## Text block
....

We are fast approaching the end of my story. What happens after I have finished writing this story has yet to unwind, but I am feeling very positive,
I have had a number of magical connections in my life, we all do, none more defining than the 5th August 2020. I will talk about that one in a minute though.
Back as a teen, my most influential connection was a style on a bridal path overlooking a valley, stream bed, fields two big houses. This style kept me grounded. Many times we shared hours of meaningful silence and conversations. Those wooden steps could tell a story or two. They certainly kept me sain and resolved many a row and the pain from a beating.
My black liquorish stick as I called my clarinet. Until the calling of drama college closer to me than almost all my friends. We played out many an emotional time me and you. Our worst moment was after I threw you across my bedroom after a particularly bad thrashing. Thank god you landed on a mattress and did not break. We swayed and moved and cried together with Weber's Clarinet Concerto and had a ball with syncopated jazz. We lost each other, but one day I will once again pick up one of your relative and I hope I have the patience to start again and we will, musically be reunited.
My drama lecturer who showed me the way that led me to drama college, the cornerstone of who I am today with laughter, fun and a few male Friends. That's another story, my sexuality. One day maybe, buy don't hold your breath.
Freddy, oh beautiful Freddy. Would that we had met. When your Rhapsody wasn't Bohemian you told me that another one had bit the dust and that in the end the show must go on. My fantasy, hell this man was brave and knew how to live. He could have taken me under his wing anytime.
Musically my biggest connection was Supertramp. Timeless, underrated and original. My life can be summed in their lyrics. Many an hour has been spent listening to them, and many more to come. They are known for their song Dreamer. Such a shame as too many people it defined them and they listened no more. For me it was one of their worst songs, sorry chaps, I think Hide In Your Shell and If Everybody Was Listening and A Fools Overture define you. Those lyrics are my connection with you.
Alison, our double-edged sword. If only when it was my turn for my demons to show, I could have talked and we could have understood. You were my greatest what if of my life. The hours I spent walking near your house and driving past your house in the hope our paths would cross again. I never had the courage to walk up your drive and knock on your door. One long lasting gift I gained from your family was that fabulous photograph your dad took of your cat in full flight. This got me going as a photographer again.
My wife and partner who has stood by me through thick and thin. You have taught me so much about life and so much about not giving in. I love you so much, but those damn demons made me a real bastard at times. When the end of the road has been reached, I pray that we can draw a line and move forward. I hope I can be everything you could want as a husband and bring unconditional love back into your life. If not, we can enjoy the level of friendship that will bring joy, happiness and satisfaction back into the rest of your life.

....

## Requirement 1
Duplicate the passage of the personal story from "My drama lecturer" up to and including "his wing anytime.".

....

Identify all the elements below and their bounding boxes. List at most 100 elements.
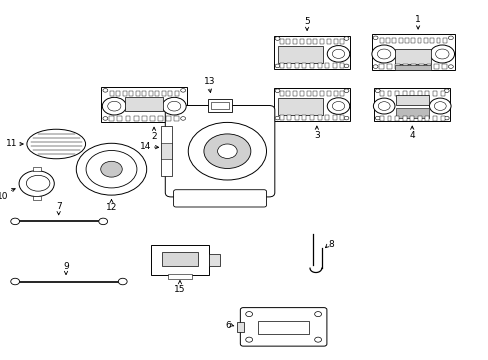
Bar bbox=[436, 38, 440, 43]
Circle shape bbox=[375, 89, 380, 93]
FancyBboxPatch shape bbox=[173, 190, 266, 207]
Bar bbox=[273, 36, 349, 69]
Bar bbox=[161, 143, 172, 159]
Bar bbox=[394, 49, 430, 64]
Bar bbox=[150, 116, 155, 121]
Text: 9: 9 bbox=[63, 262, 69, 271]
Text: 8: 8 bbox=[328, 240, 334, 249]
Bar bbox=[207, 99, 232, 112]
Text: 3: 3 bbox=[313, 131, 319, 140]
Bar bbox=[402, 91, 406, 96]
Bar bbox=[340, 115, 344, 120]
Bar bbox=[433, 64, 438, 69]
Bar bbox=[129, 91, 133, 96]
Bar bbox=[386, 116, 390, 121]
Circle shape bbox=[433, 102, 445, 111]
Circle shape bbox=[188, 122, 266, 180]
Circle shape bbox=[274, 64, 279, 68]
Bar bbox=[440, 116, 444, 121]
Bar bbox=[117, 116, 122, 121]
Circle shape bbox=[76, 143, 146, 195]
Bar bbox=[417, 91, 421, 96]
Circle shape bbox=[86, 150, 137, 188]
Text: 7: 7 bbox=[56, 202, 61, 211]
Bar bbox=[391, 38, 395, 43]
Bar bbox=[317, 63, 321, 68]
Bar bbox=[410, 64, 415, 69]
Circle shape bbox=[167, 101, 181, 111]
Bar bbox=[402, 64, 407, 69]
Bar bbox=[340, 91, 344, 96]
Bar bbox=[313, 91, 317, 96]
Circle shape bbox=[162, 97, 186, 115]
Circle shape bbox=[203, 134, 250, 168]
Text: 1: 1 bbox=[414, 15, 420, 24]
Bar bbox=[125, 97, 163, 111]
Circle shape bbox=[274, 37, 279, 40]
Bar bbox=[326, 39, 330, 44]
Bar bbox=[417, 38, 421, 43]
Circle shape bbox=[11, 278, 20, 285]
Bar bbox=[332, 63, 336, 68]
Text: 12: 12 bbox=[105, 203, 117, 212]
Circle shape bbox=[428, 98, 450, 114]
Bar bbox=[293, 39, 297, 44]
Bar bbox=[168, 91, 172, 96]
Bar bbox=[417, 116, 421, 121]
Bar bbox=[162, 91, 165, 96]
Circle shape bbox=[377, 49, 390, 59]
Bar bbox=[168, 274, 191, 279]
Circle shape bbox=[107, 101, 121, 111]
Bar bbox=[326, 91, 330, 96]
Bar bbox=[379, 116, 383, 121]
Circle shape bbox=[373, 98, 394, 114]
Bar bbox=[279, 63, 283, 68]
Bar bbox=[395, 95, 428, 105]
Bar bbox=[340, 63, 344, 68]
Circle shape bbox=[375, 116, 380, 120]
Circle shape bbox=[102, 97, 126, 115]
Circle shape bbox=[103, 89, 107, 92]
Circle shape bbox=[245, 337, 252, 342]
Bar bbox=[133, 116, 138, 121]
Text: 5: 5 bbox=[304, 17, 309, 26]
Bar bbox=[426, 64, 430, 69]
Circle shape bbox=[101, 161, 122, 177]
Bar bbox=[394, 64, 399, 69]
Bar bbox=[237, 322, 244, 332]
Bar bbox=[109, 116, 114, 121]
Bar bbox=[325, 63, 328, 68]
Text: 13: 13 bbox=[203, 77, 215, 86]
Circle shape bbox=[314, 311, 321, 317]
Bar bbox=[174, 116, 179, 121]
Circle shape bbox=[344, 37, 348, 40]
Circle shape bbox=[429, 45, 454, 63]
Bar bbox=[320, 39, 324, 44]
Bar bbox=[395, 108, 428, 118]
Circle shape bbox=[371, 45, 396, 63]
Circle shape bbox=[443, 116, 448, 120]
Circle shape bbox=[447, 65, 452, 68]
Ellipse shape bbox=[19, 171, 54, 197]
Bar bbox=[325, 115, 328, 120]
Bar bbox=[277, 98, 323, 115]
Text: 10: 10 bbox=[0, 192, 9, 201]
Circle shape bbox=[11, 218, 20, 225]
Bar bbox=[418, 64, 423, 69]
Circle shape bbox=[245, 311, 252, 317]
Bar bbox=[277, 46, 323, 63]
Bar bbox=[33, 196, 41, 200]
Bar bbox=[302, 115, 305, 120]
Bar bbox=[287, 63, 290, 68]
Circle shape bbox=[180, 117, 185, 120]
Circle shape bbox=[447, 36, 452, 40]
Bar bbox=[273, 88, 349, 121]
Bar bbox=[306, 91, 310, 96]
Bar bbox=[394, 91, 398, 96]
Text: 15: 15 bbox=[174, 285, 185, 294]
Bar bbox=[374, 88, 449, 121]
FancyBboxPatch shape bbox=[165, 105, 274, 197]
Bar bbox=[409, 116, 413, 121]
Bar bbox=[440, 91, 444, 96]
Bar bbox=[313, 39, 317, 44]
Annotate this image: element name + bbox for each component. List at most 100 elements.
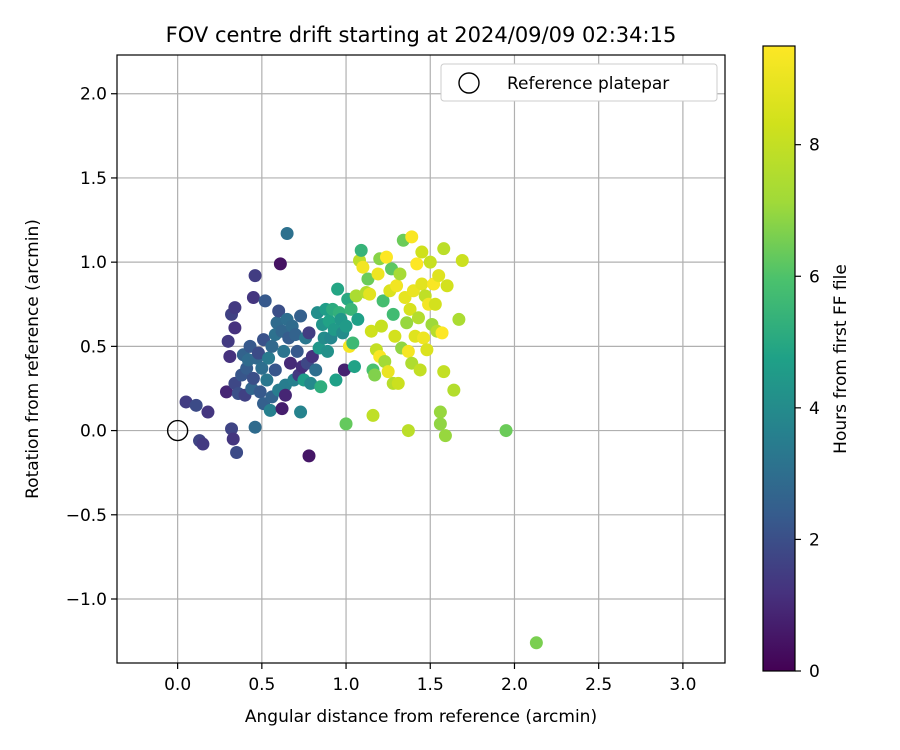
data-point [364, 324, 378, 338]
legend-marker-reference [458, 72, 480, 94]
data-point [289, 328, 303, 342]
data-point [390, 279, 404, 293]
data-point [228, 321, 242, 335]
data-point [309, 363, 323, 377]
x-axis-ticks: 0.0 0.5 1.0 1.5 2.0 2.5 3.0 [164, 663, 696, 695]
chart-title: FOV centre drift starting at 2024/09/09 … [166, 23, 677, 47]
data-points [179, 227, 543, 650]
data-point [226, 432, 240, 446]
data-point [248, 420, 262, 434]
data-point [321, 344, 335, 358]
data-point [438, 429, 452, 443]
data-point [415, 245, 429, 259]
data-point [201, 405, 215, 419]
y-tick-label: 1.5 [80, 169, 107, 189]
data-point [263, 403, 277, 417]
data-point [403, 302, 417, 316]
data-point [260, 373, 274, 387]
data-point [529, 636, 543, 650]
data-point [253, 385, 267, 399]
data-point [255, 361, 269, 375]
y-tick-label: 2.0 [80, 85, 107, 105]
data-point [349, 289, 363, 303]
data-point [379, 250, 393, 264]
data-point [302, 326, 316, 340]
data-point [366, 408, 380, 422]
data-point [386, 307, 400, 321]
data-point [368, 368, 382, 382]
plot-background [117, 55, 725, 663]
data-point [378, 355, 392, 369]
data-point [452, 312, 466, 326]
y-tick-label: 1.0 [80, 253, 107, 273]
data-point [275, 402, 289, 416]
data-point [339, 319, 353, 333]
data-point [290, 344, 304, 358]
colorbar-gradient [762, 45, 796, 672]
data-point [344, 302, 358, 316]
plot-frame [116, 54, 726, 664]
data-point [356, 260, 370, 274]
x-tick-label: 3.0 [669, 675, 696, 695]
data-point [179, 395, 193, 409]
data-point [374, 319, 388, 333]
data-point [314, 380, 328, 394]
x-axis-label: Angular distance from reference (arcmin) [245, 707, 597, 727]
x-tick-label: 2.0 [501, 675, 528, 695]
data-point [417, 331, 431, 345]
data-point [277, 344, 291, 358]
data-point [339, 417, 353, 431]
data-point [262, 351, 276, 365]
data-point [196, 437, 210, 451]
x-tick-label: 1.5 [417, 675, 444, 695]
reference-marker [166, 419, 189, 442]
data-point [354, 243, 368, 257]
data-point [433, 405, 447, 419]
data-point [337, 363, 351, 377]
data-point [447, 383, 461, 397]
data-point [265, 339, 279, 353]
data-point [223, 349, 237, 363]
colorbar: 0 2 4 6 8 Hours from first FF file [762, 45, 851, 682]
data-point [272, 304, 286, 318]
data-point [371, 267, 385, 281]
x-tick-label: 0.0 [164, 675, 191, 695]
data-point [437, 242, 451, 256]
data-point [410, 257, 424, 271]
data-point [225, 422, 239, 436]
data-point [280, 227, 294, 241]
data-point [499, 424, 513, 438]
y-tick-label: −0.5 [66, 506, 107, 526]
data-point [246, 371, 260, 385]
data-point [432, 269, 446, 283]
y-tick-label: 0.5 [80, 337, 107, 357]
y-tick-label: −1.0 [66, 590, 107, 610]
data-point [278, 388, 292, 402]
data-point [428, 297, 442, 311]
data-point [268, 363, 282, 377]
data-point [376, 294, 390, 308]
colorbar-tick-label: 6 [809, 267, 820, 287]
data-point [283, 356, 297, 370]
data-point [400, 316, 414, 330]
x-tick-label: 1.0 [333, 675, 360, 695]
data-point [401, 424, 415, 438]
data-point [423, 255, 437, 269]
data-point [388, 329, 402, 343]
data-point [331, 282, 345, 296]
colorbar-tick-label: 0 [809, 662, 820, 682]
data-point [219, 385, 233, 399]
data-point [230, 445, 244, 459]
legend: Reference platepar [440, 63, 718, 102]
data-point [302, 449, 316, 463]
data-point [329, 373, 343, 387]
data-point [294, 405, 308, 419]
data-point [437, 365, 451, 379]
data-point [413, 363, 427, 377]
data-point [351, 312, 365, 326]
y-axis-ticks: −1.0 −0.5 0.0 0.5 1.0 1.5 2.0 [66, 85, 117, 610]
data-point [411, 311, 425, 325]
y-tick-label: 0.0 [80, 422, 107, 442]
data-point [346, 336, 360, 350]
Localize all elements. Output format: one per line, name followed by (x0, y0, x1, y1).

....

## Requirement 2
In the listing, rewrite the lines from the line with "data-point [364, 324, 378, 338]" up to and including the line with "plot-background [117, 55, 725, 663]", replacing "y-tick-label" with "y-label" and leaving everything else unchanged. Give only those lines.

## Answer 1
My drama lecturer who showed me the way that led me to drama college, the cornerstone of who I am today with laughter, fun and a few male Friends. That's another story, my sexuality. One day maybe, buy don't hold your breath.
Freddy, oh beautiful Freddy. Would that we had met. When your Rhapsody wasn't Bohemian you told me that another one had bit the dust and that in the end the show must go on. My fantasy, hell this man was brave and knew how to live. He could have taken me under his wing anytime.

## Answer 2
data-point [364, 324, 378, 338]
legend-marker-reference [458, 72, 480, 94]
data-point [289, 328, 303, 342]
data-point [390, 279, 404, 293]
data-point [228, 321, 242, 335]
data-point [309, 363, 323, 377]
x-axis-ticks: 0.0 0.5 1.0 1.5 2.0 2.5 3.0 [164, 663, 696, 695]
chart-title: FOV centre drift starting at 2024/09/09 … [166, 23, 677, 47]
data-points [179, 227, 543, 650]
data-point [226, 432, 240, 446]
data-point [248, 420, 262, 434]
data-point [321, 344, 335, 358]
data-point [438, 429, 452, 443]
data-point [415, 245, 429, 259]
data-point [201, 405, 215, 419]
y-label: 1.5 [80, 169, 107, 189]
data-point [263, 403, 277, 417]
data-point [403, 302, 417, 316]
data-point [260, 373, 274, 387]
data-point [529, 636, 543, 650]
data-point [253, 385, 267, 399]
data-point [255, 361, 269, 375]
y-label: 2.0 [80, 85, 107, 105]
data-point [349, 289, 363, 303]
data-point [379, 250, 393, 264]
data-point [302, 326, 316, 340]
data-point [366, 408, 380, 422]
data-point [386, 307, 400, 321]
data-point [368, 368, 382, 382]
plot-background [117, 55, 725, 663]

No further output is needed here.